# Start of RECORDED INFORMATION
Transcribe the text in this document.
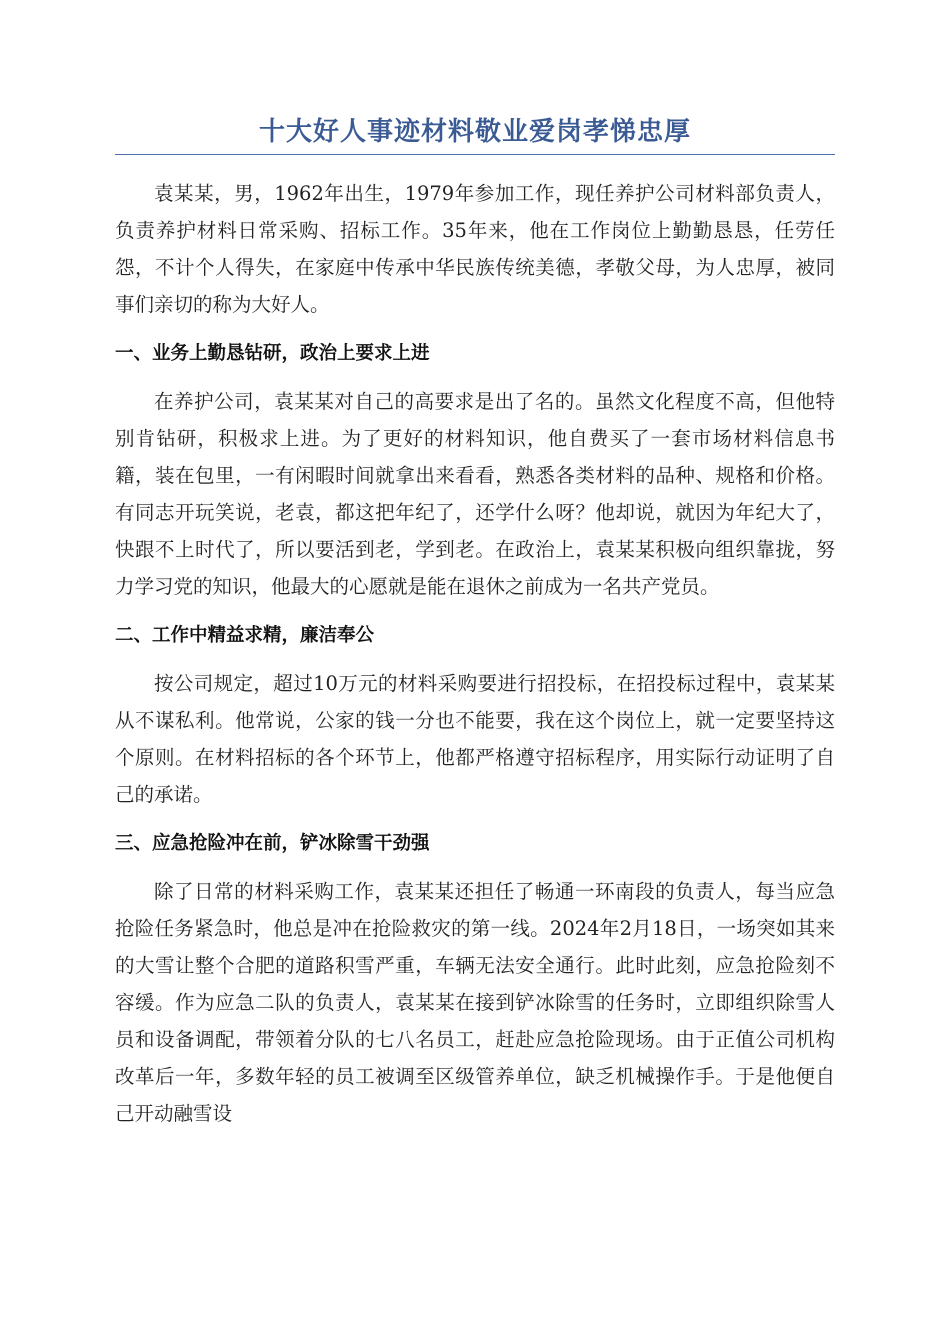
十大好人事迹材料敬业爱岗孝悌忠厚

袁某某，男，1962年出生，1979年参加工作，现任养护公司材料部负责人，负责养护材料日常采购、招标工作。35年来，他在工作岗位上勤勤恳恳，任劳任怨，不计个人得失，在家庭中传承中华民族传统美德，孝敬父母，为人忠厚，被同事们亲切的称为大好人。

一、业务上勤恳钻研，政治上要求上进

在养护公司，袁某某对自己的高要求是出了名的。虽然文化程度不高，但他特别肯钻研，积极求上进。为了更好的材料知识，他自费买了一套市场材料信息书籍，装在包里，一有闲暇时间就拿出来看看，熟悉各类材料的品种、规格和价格。有同志开玩笑说，老袁，都这把年纪了，还学什么呀？他却说，就因为年纪大了，快跟不上时代了，所以要活到老，学到老。在政治上，袁某某积极向组织靠拢，努力学习党的知识，他最大的心愿就是能在退休之前成为一名共产党员。

二、工作中精益求精，廉洁奉公

按公司规定，超过10万元的材料采购要进行招投标，在招投标过程中，袁某某从不谋私利。他常说，公家的钱一分也不能要，我在这个岗位上，就一定要坚持这个原则。在材料招标的各个环节上，他都严格遵守招标程序，用实际行动证明了自己的承诺。

三、应急抢险冲在前，铲冰除雪干劲强

除了日常的材料采购工作，袁某某还担任了畅通一环南段的负责人，每当应急抢险任务紧急时，他总是冲在抢险救灾的第一线。2024年2月18日，一场突如其来的大雪让整个合肥的道路积雪严重，车辆无法安全通行。此时此刻，应急抢险刻不容缓。作为应急二队的负责人，袁某某在接到铲冰除雪的任务时，立即组织除雪人员和设备调配，带领着分队的七八名员工，赶赴应急抢险现场。由于正值公司机构改革后一年，多数年轻的员工被调至区级管养单位，缺乏机械操作手。于是他便自己开动融雪设
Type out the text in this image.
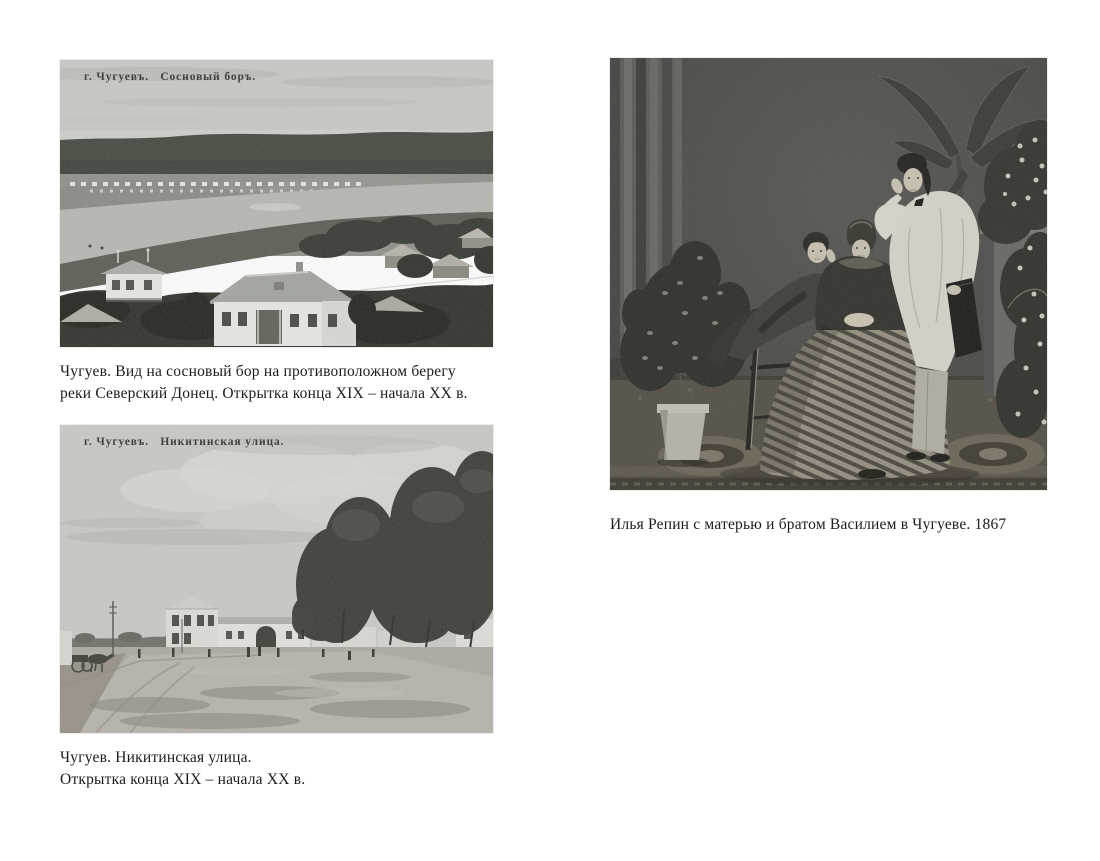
г. Чугуевъ.   Сосновый боръ.
Чугуев. Вид на сосновый бор на противоположном берегу
реки Северский Донец. Открытка конца XIX – начала XX в.
г. Чугуевъ.   Никитинская улица.
Чугуев. Никитинская улица.
Открытка конца XIX – начала XX в.
Илья Репин с матерью и братом Василием в Чугуеве. 1867
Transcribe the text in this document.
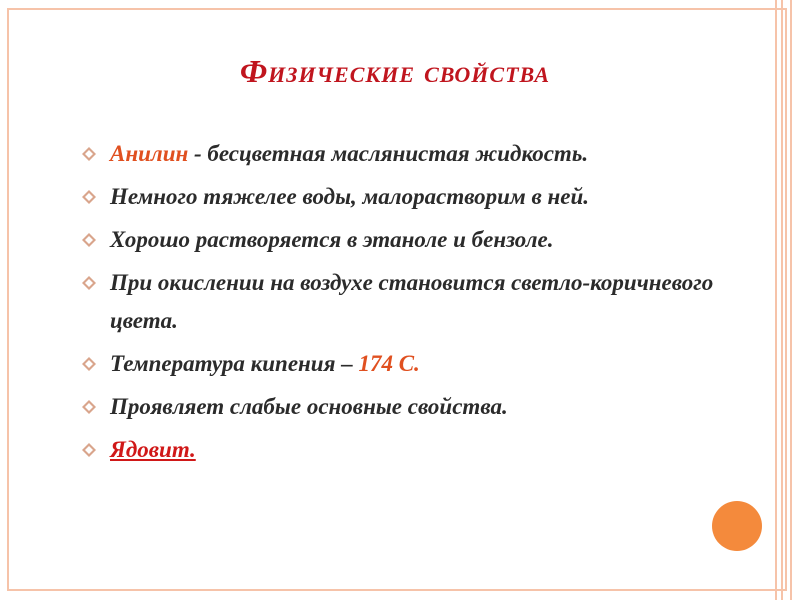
Физические свойства
Анилин - бесцветная маслянистая жидкость.
Немного тяжелее воды, малорастворим в ней.
Хорошо растворяется в этаноле и бензоле.
При окислении на воздухе становится светло-коричневого цвета.
Температура кипения – 174 С.
Проявляет слабые основные свойства.
Ядовит.
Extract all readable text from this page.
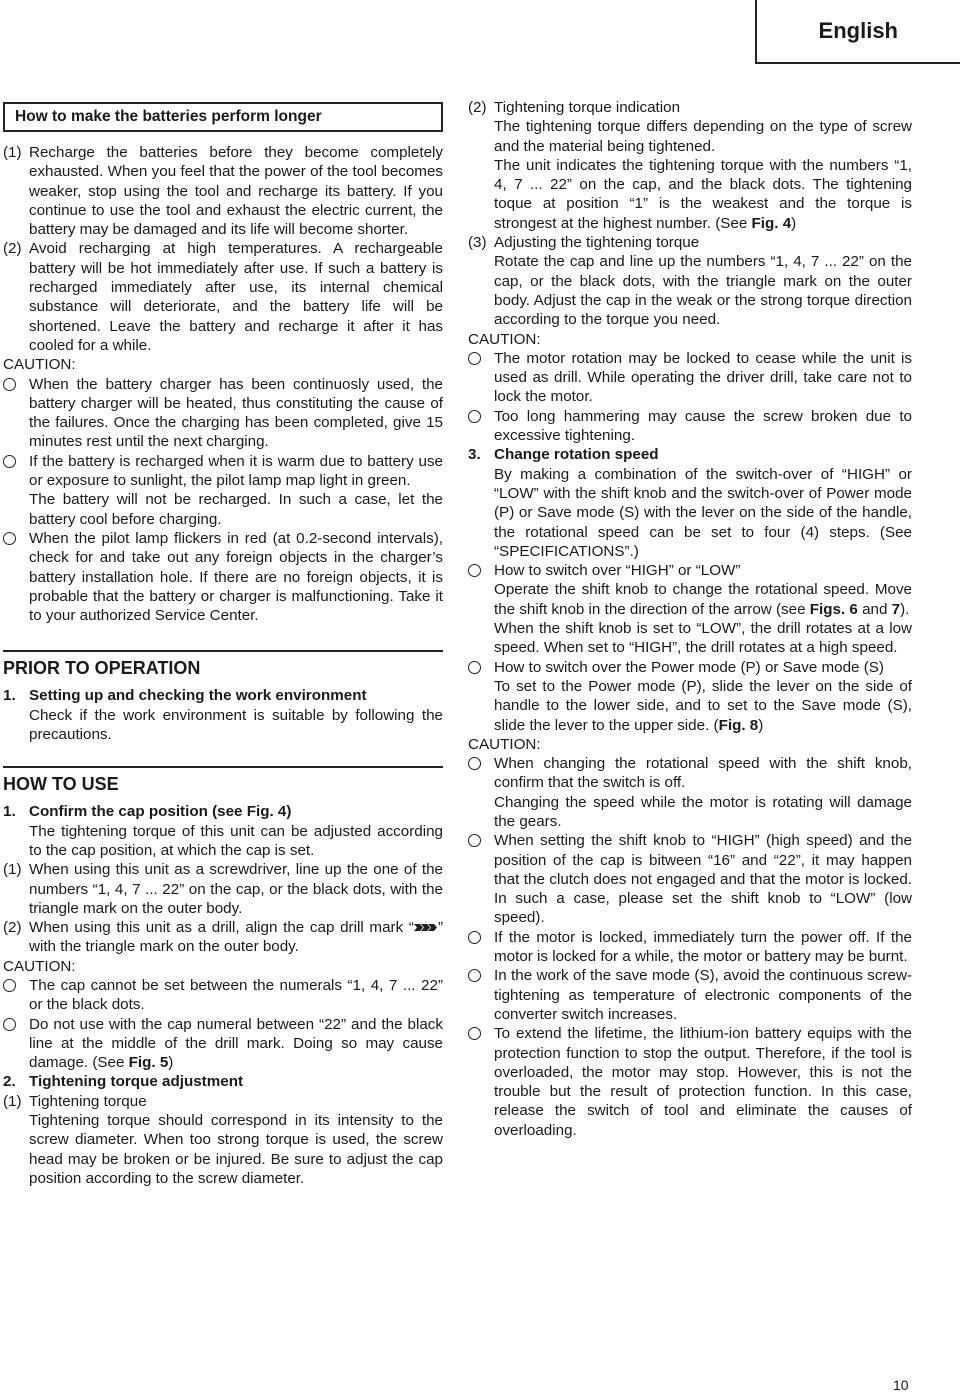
English
How to make the batteries perform longer
(1) Recharge the batteries before they become completely exhausted. When you feel that the power of the tool becomes weaker, stop using the tool and recharge its battery. If you continue to use the tool and exhaust the electric current, the battery may be damaged and its life will become shorter.
(2) Avoid recharging at high temperatures. A rechargeable battery will be hot immediately after use. If such a battery is recharged immediately after use, its internal chemical substance will deteriorate, and the battery life will be shortened. Leave the battery and recharge it after it has cooled for a while.
CAUTION:
When the battery charger has been continuosly used, the battery charger will be heated, thus constituting the cause of the failures. Once the charging has been completed, give 15 minutes rest until the next charging.
If the battery is recharged when it is warm due to battery use or exposure to sunlight, the pilot lamp map light in green.
The battery will not be recharged. In such a case, let the battery cool before charging.
When the pilot lamp flickers in red (at 0.2-second intervals), check for and take out any foreign objects in the charger’s battery installation hole. If there are no foreign objects, it is probable that the battery or charger is malfunctioning. Take it to your authorized Service Center.
PRIOR TO OPERATION
1. Setting up and checking the work environment
Check if the work environment is suitable by following the precautions.
HOW TO USE
1. Confirm the cap position (see Fig. 4)
The tightening torque of this unit can be adjusted according to the cap position, at which the cap is set.
(1) When using this unit as a screwdriver, line up the one of the numbers “1, 4, 7 ... 22” on the cap, or the black dots, with the triangle mark on the outer body.
(2) When using this unit as a drill, align the cap drill mark “ ” with the triangle mark on the outer body.
CAUTION:
The cap cannot be set between the numerals “1, 4, 7 ... 22” or the black dots.
Do not use with the cap numeral between “22” and the black line at the middle of the drill mark. Doing so may cause damage. (See Fig. 5)
2. Tightening torque adjustment
(1) Tightening torque
Tightening torque should correspond in its intensity to the screw diameter. When too strong torque is used, the screw head may be broken or be injured. Be sure to adjust the cap position according to the screw diameter.
(2) Tightening torque indication
The tightening torque differs depending on the type of screw and the material being tightened.
The unit indicates the tightening torque with the numbers “1, 4, 7 ... 22” on the cap, and the black dots. The tightening toque at position “1” is the weakest and the torque is strongest at the highest number. (See Fig. 4)
(3) Adjusting the tightening torque
Rotate the cap and line up the numbers “1, 4, 7 ... 22” on the cap, or the black dots, with the triangle mark on the outer body. Adjust the cap in the weak or the strong torque direction according to the torque you need.
CAUTION:
The motor rotation may be locked to cease while the unit is used as drill. While operating the driver drill, take care not to lock the motor.
Too long hammering may cause the screw broken due to excessive tightening.
3. Change rotation speed
By making a combination of the switch-over of “HIGH” or “LOW” with the shift knob and the switch-over of Power mode (P) or Save mode (S) with the lever on the side of the handle, the rotational speed can be set to four (4) steps. (See “SPECIFICATIONS”.)
How to switch over “HIGH” or “LOW”
Operate the shift knob to change the rotational speed. Move the shift knob in the direction of the arrow (see Figs. 6 and 7).
When the shift knob is set to “LOW”, the drill rotates at a low speed. When set to “HIGH”, the drill rotates at a high speed.
How to switch over the Power mode (P) or Save mode (S)
To set to the Power mode (P), slide the lever on the side of handle to the lower side, and to set to the Save mode (S), slide the lever to the upper side. (Fig. 8)
CAUTION:
When changing the rotational speed with the shift knob, confirm that the switch is off.
Changing the speed while the motor is rotating will damage the gears.
When setting the shift knob to “HIGH” (high speed) and the position of the cap is bitween “16” and “22”, it may happen that the clutch does not engaged and that the motor is locked. In such a case, please set the shift knob to “LOW” (low speed).
If the motor is locked, immediately turn the power off. If the motor is locked for a while, the motor or battery may be burnt.
In the work of the save mode (S), avoid the continuous screw-tightening as temperature of electronic components of the converter switch increases.
To extend the lifetime, the lithium-ion battery equips with the protection function to stop the output. Therefore, if the tool is overloaded, the motor may stop. However, this is not the trouble but the result of protection function. In this case, release the switch of tool and eliminate the causes of overloading.
10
# End of RECORDED INFORMATION
_GIVEN TASK_
Copy each line of the listing that includes "Открытка".

_TASK SOLUTION_
реки Северский Донец. Открытка конца XIX – начала XX в.
Открытка конца XIX – начала XX в.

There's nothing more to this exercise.